## Short task
Reproduce the entries word for word, and omit any picture you find in them.
____
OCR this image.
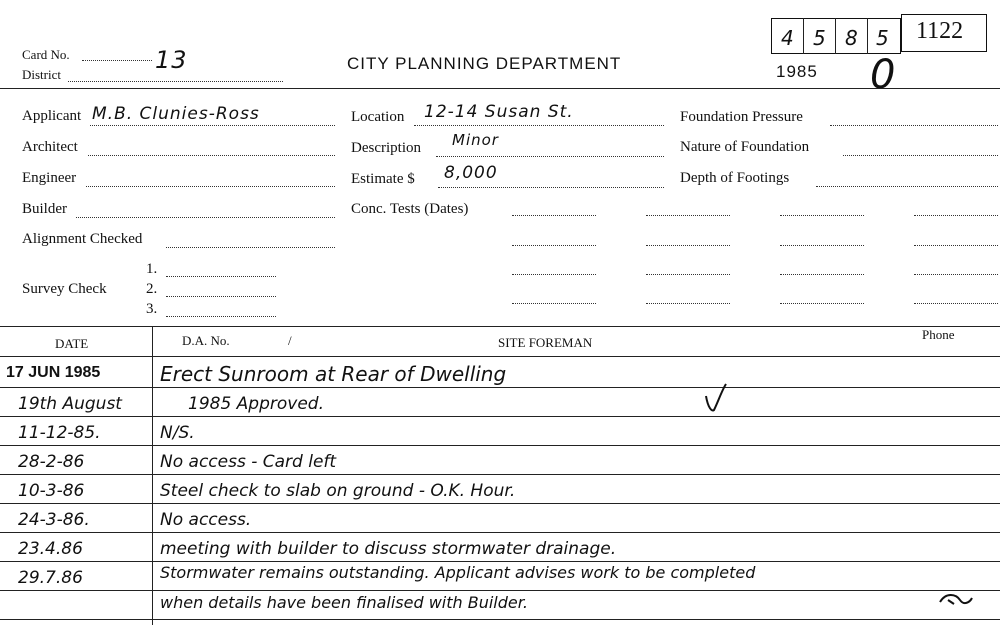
Card No.	13
District
CITY PLANNING DEPARTMENT
4 5 8 5 1122
1985 0
Applicant M.B. Clunies-Ross
Architect
Engineer
Builder
Alignment Checked
Survey Check
1.
2.
3.
Location 12-14 Susan St.
Description Minor
Estimate $ 8,000
Conc. Tests (Dates)
Foundation Pressure
Nature of Foundation
Depth of Footings
DATE	D.A. No.	/	SITE FOREMAN
Phone
17 JUN 1985	Erect Sunroom at Rear of Dwelling
19th August	1985 Approved.
11-12-85.	N/S.
28-2-86	No access - Card left
10-3-86	Steel check to slab on ground - O.K. Hour.
24-3-86.	No access.
23.4.86	meeting with builder to discuss stormwater drainage.
29.7.86	Stormwater remains outstanding. Applicant advises work to be completed
when details have been finalised with Builder.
____
## Result of this task
OCR this image.
Card No.	13
District
CITY PLANNING DEPARTMENT
4 5 8 5 1122
1985 0
Applicant M.B. Clunies-Ross
Architect
Engineer
Builder
Alignment Checked
Survey Check
1.
2.
3.
Location 12-14 Susan St.
Description Minor
Estimate $ 8,000
Conc. Tests (Dates)
Foundation Pressure
Nature of Foundation
Depth of Footings
DATE	D.A. No.	/	SITE FOREMAN
Phone
17 JUN 1985	Erect Sunroom at Rear of Dwelling
19th August	1985 Approved.
11-12-85.	N/S.
28-2-86	No access - Card left
10-3-86	Steel check to slab on ground - O.K. Hour.
24-3-86.	No access.
23.4.86	meeting with builder to discuss stormwater drainage.
29.7.86	Stormwater remains outstanding. Applicant advises work to be completed
when details have been finalised with Builder.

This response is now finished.